Bring together all lines of the material below that contain the string "integers".

(Saved entries)
###

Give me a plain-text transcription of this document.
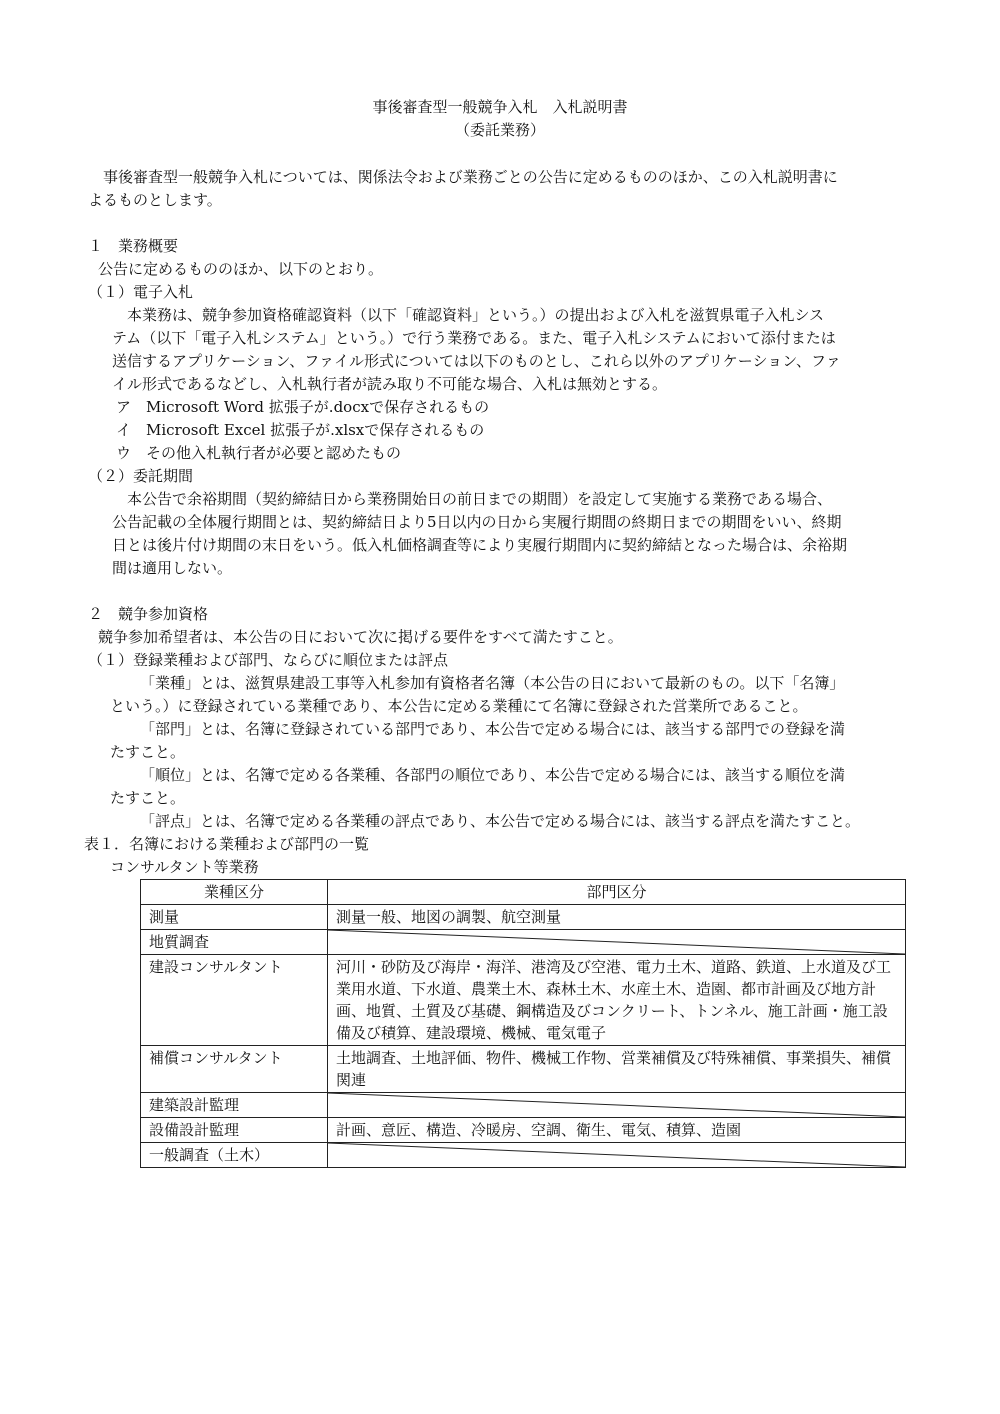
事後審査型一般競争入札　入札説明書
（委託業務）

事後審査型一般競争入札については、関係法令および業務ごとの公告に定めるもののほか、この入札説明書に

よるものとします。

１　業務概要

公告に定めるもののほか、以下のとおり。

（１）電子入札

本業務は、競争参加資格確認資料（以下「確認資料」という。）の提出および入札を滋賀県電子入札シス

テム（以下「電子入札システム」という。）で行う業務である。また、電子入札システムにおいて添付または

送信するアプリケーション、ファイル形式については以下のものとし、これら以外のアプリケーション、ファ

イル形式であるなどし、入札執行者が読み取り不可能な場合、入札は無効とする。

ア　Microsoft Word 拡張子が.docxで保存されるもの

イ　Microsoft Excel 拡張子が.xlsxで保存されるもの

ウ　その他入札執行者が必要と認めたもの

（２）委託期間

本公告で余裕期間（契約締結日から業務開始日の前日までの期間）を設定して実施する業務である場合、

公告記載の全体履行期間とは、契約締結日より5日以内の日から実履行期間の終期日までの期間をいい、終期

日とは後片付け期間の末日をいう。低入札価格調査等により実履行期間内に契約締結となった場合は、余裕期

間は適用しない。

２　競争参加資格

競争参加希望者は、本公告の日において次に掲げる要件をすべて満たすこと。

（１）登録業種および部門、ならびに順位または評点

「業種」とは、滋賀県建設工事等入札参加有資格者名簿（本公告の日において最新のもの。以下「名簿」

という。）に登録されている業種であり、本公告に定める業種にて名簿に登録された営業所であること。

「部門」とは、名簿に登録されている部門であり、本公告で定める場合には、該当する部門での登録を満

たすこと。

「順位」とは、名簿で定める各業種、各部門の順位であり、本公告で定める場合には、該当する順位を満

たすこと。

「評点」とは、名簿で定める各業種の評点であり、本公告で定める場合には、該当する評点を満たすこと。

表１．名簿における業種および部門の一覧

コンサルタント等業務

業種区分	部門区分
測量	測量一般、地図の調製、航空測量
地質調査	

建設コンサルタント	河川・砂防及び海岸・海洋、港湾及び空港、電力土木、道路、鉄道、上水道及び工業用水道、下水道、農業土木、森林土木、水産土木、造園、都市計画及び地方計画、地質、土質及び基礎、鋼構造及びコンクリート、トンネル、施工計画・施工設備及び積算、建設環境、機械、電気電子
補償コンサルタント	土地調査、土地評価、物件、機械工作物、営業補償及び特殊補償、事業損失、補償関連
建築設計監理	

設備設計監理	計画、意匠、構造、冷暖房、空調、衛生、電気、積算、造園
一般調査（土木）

###

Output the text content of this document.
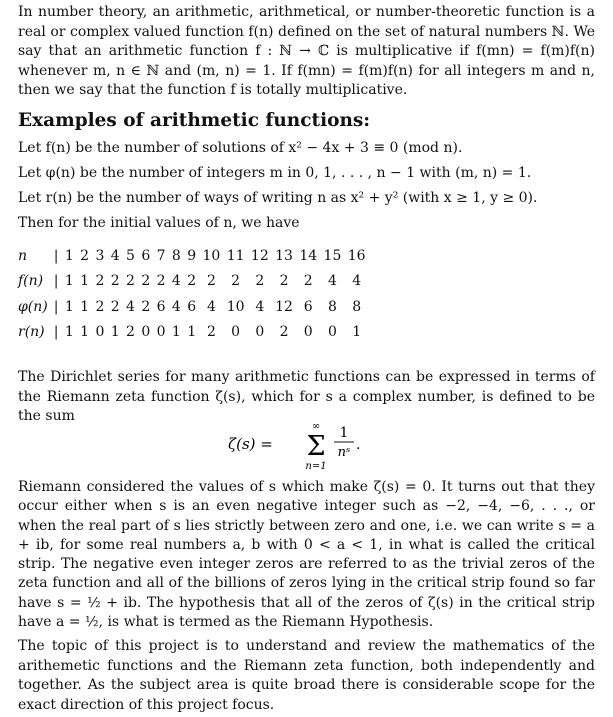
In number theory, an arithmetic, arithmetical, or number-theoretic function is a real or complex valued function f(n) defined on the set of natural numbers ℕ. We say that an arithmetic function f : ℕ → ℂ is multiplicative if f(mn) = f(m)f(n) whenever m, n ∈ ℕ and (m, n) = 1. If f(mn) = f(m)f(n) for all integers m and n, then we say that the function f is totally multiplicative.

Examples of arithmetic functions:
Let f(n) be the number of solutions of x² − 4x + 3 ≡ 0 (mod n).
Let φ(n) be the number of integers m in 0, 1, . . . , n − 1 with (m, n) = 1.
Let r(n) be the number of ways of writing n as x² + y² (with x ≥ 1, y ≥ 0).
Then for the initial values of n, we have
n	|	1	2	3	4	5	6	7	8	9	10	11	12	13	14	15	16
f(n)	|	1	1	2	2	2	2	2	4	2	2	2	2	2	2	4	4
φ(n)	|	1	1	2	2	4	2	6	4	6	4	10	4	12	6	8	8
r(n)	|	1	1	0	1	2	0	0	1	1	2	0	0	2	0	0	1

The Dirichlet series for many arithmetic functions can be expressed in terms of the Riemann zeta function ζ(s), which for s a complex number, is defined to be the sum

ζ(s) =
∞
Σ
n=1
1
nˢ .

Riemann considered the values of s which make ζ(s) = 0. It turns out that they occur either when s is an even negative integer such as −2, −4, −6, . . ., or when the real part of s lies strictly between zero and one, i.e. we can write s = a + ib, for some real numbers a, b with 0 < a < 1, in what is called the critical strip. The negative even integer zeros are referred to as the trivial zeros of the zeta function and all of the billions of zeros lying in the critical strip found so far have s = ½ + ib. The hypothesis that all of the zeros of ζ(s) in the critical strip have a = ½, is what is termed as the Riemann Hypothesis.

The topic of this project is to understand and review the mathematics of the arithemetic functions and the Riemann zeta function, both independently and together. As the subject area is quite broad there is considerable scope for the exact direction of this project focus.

###

REPLY TO THE EXERCISE
In number theory, an arithmetic, arithmetical, or number-theoretic function is a real or complex valued function f(n) defined on the set of natural numbers ℕ. We say that an arithmetic function f : ℕ → ℂ is multiplicative if f(mn) = f(m)f(n) whenever m, n ∈ ℕ and (m, n) = 1. If f(mn) = f(m)f(n) for all integers m and n, then we say that the function f is totally multiplicative.
Let φ(n) be the number of integers m in 0, 1, . . . , n − 1 with (m, n) = 1.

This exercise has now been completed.